__데이터 내용__:
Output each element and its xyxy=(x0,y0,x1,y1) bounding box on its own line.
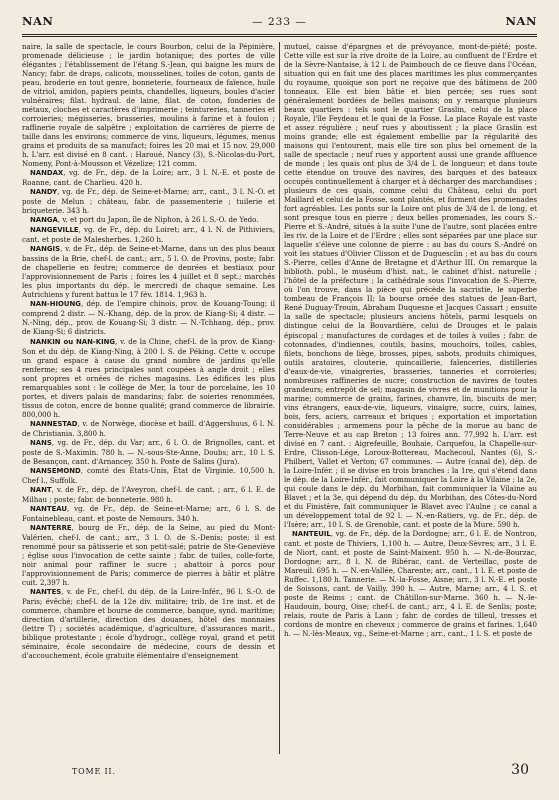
right-column xyxy=(284,42,537,754)
dictionary-entry xyxy=(22,299,275,336)
entry-headword: NANKIN ou NAN-KING xyxy=(30,337,116,346)
entry-text: , bourg de Fr., dép. de la Seine, au pied du Mont-Valérien, chef-l. de cant.; arr., 3 l. O. de S.-Denis; poste; il est renommé pour sa pâtisserie et son petit-salé; patrie de Ste-Geneviève ; église sous l'invocation de cette sainte ; fabr. de tuiles, colle-forte, noir animal pour raffiner le sucre ; abattoir à porcs pour l'approvisionnement de Paris; commerce de pierres à bâtir et plâtre cuit. 2,397 h. xyxy=(22,522,275,587)
entry-headword: NANGA xyxy=(30,216,58,225)
entry-text: , comté des États-Unis, État de Virginie. 10,500 h. Chef l., Suffolk. xyxy=(22,465,275,485)
dictionary-entry xyxy=(22,337,275,419)
entry-headword: NANTERRE xyxy=(30,523,72,532)
entry-text: , v. de Fr., dép. de l'Aveyron, chef-l. de cant. ; arr., 6 l. E. de Milhau ; poste; fabr. de bonneterie. 980 h. xyxy=(22,484,275,504)
dictionary-entry xyxy=(22,466,275,485)
dictionary-entry xyxy=(22,587,275,660)
dictionary-entry xyxy=(22,42,275,168)
left-column xyxy=(22,42,275,754)
entry-text: , v. de Norwège, diocèse et baill. d'Aggershuus, 6 l. N. de Christiania. 3,800 h. xyxy=(22,418,275,438)
header-left-word: NAN xyxy=(22,14,54,28)
dictionary-entry xyxy=(22,504,275,523)
dictionary-entry xyxy=(22,438,275,466)
entry-headword: NANDAX xyxy=(30,169,64,178)
dictionary-entry xyxy=(22,244,275,299)
entry-text: , vg. de Fr., dép. du Var; arr., 6 l. O. de Brignolles, cant. et poste de S.-Maximin. 780 h. — N.-sous-Ste-Anne, Doubs; arr., 10 l. S. de Besançon, cant. d'Arnancey. 350 h. Poste de Salins (Jura). xyxy=(22,437,275,466)
entry-text: , vg. de Fr., dép. de Seine-et-Marne; arr., 6 l. S. de Fontainebleau, cant. et poste de Nemours. 340 h. xyxy=(22,503,275,523)
entry-headword: NANNESTAD xyxy=(30,419,78,428)
entry-text: , vg. de Fr., dép. de la Loire; arr., 3 l. N.-E. et poste de Roanne, cant. de Charlieu. 420 h. xyxy=(22,168,275,188)
dictionary-entry xyxy=(22,485,275,504)
running-header xyxy=(22,14,537,32)
dictionary-entry xyxy=(22,168,275,187)
dictionary-entry xyxy=(284,529,537,638)
entry-text: , vg. de Fr., dép. de Seine-et-Marne; arr., cant., 3 l. N.-O. et poste de Melun ; château, fabr. de passementerie ; tuilerie et briqueterie. 343 h. xyxy=(22,187,275,216)
entry-text: , v. de Fr., dép. de Seine-et-Marne, dans un des plus beaux bassins de la Brie, chef-l. de cant.; arr., 5 l. O. de Provins, poste; fabr. de chapellerie en feutre; commerce de denrées et bestiaux pour l'approvisionnement de Paris ; foires les 4 juillet et 8 sept.; marchés les plus importants du dép. le mercredi de chaque semaine. Les Autrichiens y furent battus le 17 fév. 1814. 1,963 h. xyxy=(22,244,275,300)
volume-label: TOME II. xyxy=(72,767,116,776)
dictionary-entry xyxy=(284,42,537,529)
entry-text: , vg. de Fr., dép. de la Dordogne; arr., 6 l. E. de Nontron, cant. et poste de Thiviers, 1,100 h. — Autre, Deux-Sèvres; arr., 3 l. E. de Niort, cant. et poste de Saint-Maixent. 950 h. — N.-de-Bourzac, Dordogne; arr., 8 l. N. de Ribérac, cant. de Verteillac, poste de Mareuil. 695 h. — N.-en-Vallée, Charente; arr., cant., 1 l. E. et poste de Ruffec. 1,180 h. Tannerie. — N.-la-Fosse, Aisne; arr., 3 l. N.-E. et poste de Soissons, cant. de Vailly. 390 h. — Autre, Marne; arr., 4 l. S. et poste de Reims ; cant. de Châtillon-sur-Marne. 360 h. — N.-le-Haudouin, bourg, Oise; chef-l. de cant.; arr., 4 l. E. de Senlis; poste; relais, route de Paris à Laon ; fabr. de cordes de tilleul, tresses et cordons de montre en cheveux ; commerce de grains et farines. 1,640 h. — N.-lès-Meaux, vg., Seine-et-Marne ; arr., cant., 1 l. S. et poste de xyxy=(284,528,537,639)
dictionary-entry xyxy=(22,523,275,587)
entry-headword: NANSEMOND xyxy=(30,466,81,475)
dictionary-entry xyxy=(22,187,275,215)
entry-headword: NANT xyxy=(30,485,52,494)
entry-text: naire, la salle de spectacle, le cours Bourbon, celui de la Pépinière, promenade délicieuse ; le jardin botanique; des portes de ville élégantes ; l'établissement de l'étang S.-Jean, qui baigne les murs de Nancy; fabr. de draps, calicots, mousselines, toiles de coton, gants de peau, broderie en tout genre, bonneterie, fourneaux de faïence, huile de vitriol, amidon, papiers peints, chandelles, liqueurs, boules d'acier vulnéraires; filat. hydraul. de laine, filat. de coton, fonderies de métaux, cloches et caractères d'imprimerie ; teintureries, tanneries et corroieries; mégisseries, brasseries, moulins à farine et à foulon ; raffinerie royale de salpêtre ; exploitation de carrières de pierre de taille dans les environs; commerce de vins, liqueurs, légumes, menus grains et produits de sa manufact; foires les 20 mai et 15 nov. 29,000 h. L'arr. est divisé en 8 cant. : Haroué, Nancy (3), S.-Nicolas-du-Port, Nomeny, Pont-à-Mousson et Vézelize; 121 comm. xyxy=(22,42,275,169)
entry-headword: NANDY xyxy=(30,188,58,197)
signature-mark: 30 xyxy=(511,762,529,778)
entry-text: , v. de Fr., chef-l. du dép. de la Loire-Infér., 96 l. S.-O. de Paris; évêché; chef-l. de la 12e div. militaire; trib. de 1re inst. et de commerce, chambre et bourse de commerce, banque, synd. maritime; direction d'artillerie, direction des douanes, hôtel des monnaies (lettre T) ; sociétés académique, d'agriculture, d'assurances marit., biblique protestante ; école d'hydrogr., collège royal, grand et petit séminaire, école secondaire de médecine, cours de dessin et d'accouchement, école gratuite élémentaire d'enseignement xyxy=(22,586,275,661)
header-right-word: NAN xyxy=(505,14,537,28)
dictionary-entry xyxy=(22,215,275,225)
header-rule xyxy=(22,34,537,37)
column-divider xyxy=(279,42,280,754)
entry-text: , dép. de l'empire chinois, prov. de Kouang-Toung; il comprend 2 distr. — N.-Khang, dép. de la prov. de Kiang-Si; 4 distr. — N.-Ning, dép., prov. de Kouang-Si; 3 distr. — N.-Tchhang, dép., prov. de Kiang-Si; 6 districts. xyxy=(22,299,275,337)
entry-text: mutuel, caisse d'épargnes et de prévoyance, mont-de-piété; poste. Cette ville est sur la rive droite de la Loire, au confluent de l'Erdre et de la Sèvre-Nantaise, à 12 l. de Paimbouch de ce fleuve dans l'Océan, situation qui en fait une des places maritimes les plus commerçantes du royaume, quoique son port ne reçoive que des bâtimens de 200 tonneaux. Elle est bien bâtie et bien percée; ses rues sont généralement bordées de belles maisons; on y remarque plusieurs beaux quartiers : tels sont le quartier Graslin, celui de la place Royale, l'île Feydeau et le quai de la Fosse. La place Royale est vaste et assez régulière ; neuf rues y aboutissent ; la place Graslin est moins grande; elle est également embellie par la régularité des maisons qui l'entourent, mais elle tire son plus bel ornement de la salle de spectacle ; neuf rues y apportent aussi une grande affluence de monde ; les quais ont plus de 3/4 de l. de longueur; et dans toute cette étendue on trouve des navires, des barques et des bateaux occupés continuellement à charger et à décharger des marchandises ; plusieurs de ces quais, comme celui du Château, celui du port Maillard et celui de la Fosse, sont plantés, et forment des promenades fort agréables. Les ponts sur la Loire ont plus de 3/4 de l. de long, et sont presque tous en pierre ; deux belles promenades, les cours S.-Pierre et S.-André, situés à la suite l'une de l'autre, sont placées entre les riv. de la Loire et de l'Erdre ; elles sont séparées par une place sur laquelle s'élève une colonne de pierre : au bas du cours S.-André on voit les statues d'Olivier Clisson et de Duguesclin ; et au bas du cours S.-Pierre, celles d'Anne de Bretagne et d'Arthur III. On remarque la biblioth. publ., le muséum d'hist. nat., le cabinet d'hist. naturelle ; l'hôtel de la préfecture ; la cathédrale sous l'invocation de S.-Pierre, où l'on trouve, dans la pièce qui précède la sacristie, le superbe tombeau de François II; la bourse ornée des statues de Jean-Bart, René Duguay-Trouin, Abraham Duquesne et Jacques Cassart ; ensuite la salle de spectacle; plusieurs anciens hôtels, parmi lesquels on distingue celui de la Bouvardière, celui de Drouges et le palais épiscopal ; manufactures de cordages et de toiles à voiles ; fabr. de cotonnades, d'indiennes, coutils, basins, mouchoirs, toiles, cables, filets, bonchons de liège, brosses, pipes, sabots, produits chimiques, outils aratoires, clouterie, quincaillerie, faïenceries, distilleries d'eaux-de-vie, vinaigreries, brasseries, tanneries et corroieries; nombreuses raffineries de sucre; construction de navires de toutes grandeurs; entrepôt de sel; magasin de vivres et de munitions pour la marine; commerce de grains, farines, chanvre, lin, biscuits de mer; vins étrangers, eaux-de-vie, liqueurs, vinaigre, sucre, cuirs, laines, bois, fers, aciers, carreaux et briques ; exportation et importation considérables ; armemens pour la pêche de la morue au banc de Terre-Neuve et au cap Breton ; 13 foires ann. 77,992 h. L'arr. est divisé en 7 cant. : Aigrefeuille, Bouhaie, Carquefou, la Chapelle-sur-Erdre, Clisson-Lége, Loroux-Bottereau, Machecoul, Nantes (6), S.-Philbert, Vallet et Verton; 67 communes. — Autre (canal de), dép. de la Loire-Infér. ; il se divise en trois branches : la 1re, qui s'étend dans le dép. de la Loire-Infér., fait communiquer la Loire à la Vilaine ; la 2e, qui coule dans le dép. du Morbihan, fait communiquer la Vilaine au Blavet ; et la 3e, qui dépend du dép. du Morbihan, des Côtes-du-Nord et du Finistère, fait communiquer le Blavet avec l'Aulne ; ce canal a un développement total de 92 l. — N.-en-Ratiers, vg. de Fr., dép. de l'Isère; arr., 10 l. S. de Grenoble, cant. et poste de la Mure. 590 h. xyxy=(284,42,537,529)
entry-text: , v. de la Chine, chef-l. de la prov. de Kiang-Son et du dép. de Kiang-Ning, à 200 l. S. de Péking. Cette v. occupe un grand espace à cause du grand nombre de jardins qu'elle renferme; ses 4 rues principales sont coupées à angle droit ; elles sont propres et ornées de riches magasins. Les édifices les plus remarquables sont : le collège de Mer, la tour de porcelaine, les 10 portes, et divers palais de mandarins; fabr. de soieries renommées, tissus de coton, encre de bonne qualité; grand commerce de librairie. 800,000 h. xyxy=(22,336,275,419)
entry-text: , vg. de Fr., dép. du Loiret; arr., 4 l. N. de Pithiviers, cant. et poste de Malesherbes. 1,260 h. xyxy=(22,225,275,245)
entry-headword: NAN-HIOUNG xyxy=(30,300,81,309)
entry-headword: NANTEUIL xyxy=(292,529,331,538)
dictionary-entry xyxy=(22,419,275,438)
page-number: — 233 — xyxy=(252,16,307,28)
page-footer xyxy=(22,762,537,782)
dictionary-entry xyxy=(22,225,275,244)
entry-headword: NANS xyxy=(30,438,52,447)
entry-headword: NANGIS xyxy=(30,245,61,254)
entry-text: , v. et port du Japon, île de Niphon, à 26 l. S.-O. de Yedo. xyxy=(57,215,259,225)
entry-headword: NANTEAU xyxy=(30,504,67,513)
entry-headword: NANGEVILLE xyxy=(30,226,79,235)
entry-headword: NANTES xyxy=(30,587,62,596)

__과제 목표__: "right-column xyxy=(284,42,537,754)"이 있는 줄부터 "entry-headword: NANKIN ou"이 있는 줄까지의 구간만 다시 쓰되, "NAN-KING"를 "NANJING"로 바꾸고 나머지는 그대로 두시오.

__출력__:
right-column xyxy=(284,42,537,754)
dictionary-entry xyxy=(22,299,275,336)
entry-headword: NANKIN ou NANJING xyxy=(30,337,116,346)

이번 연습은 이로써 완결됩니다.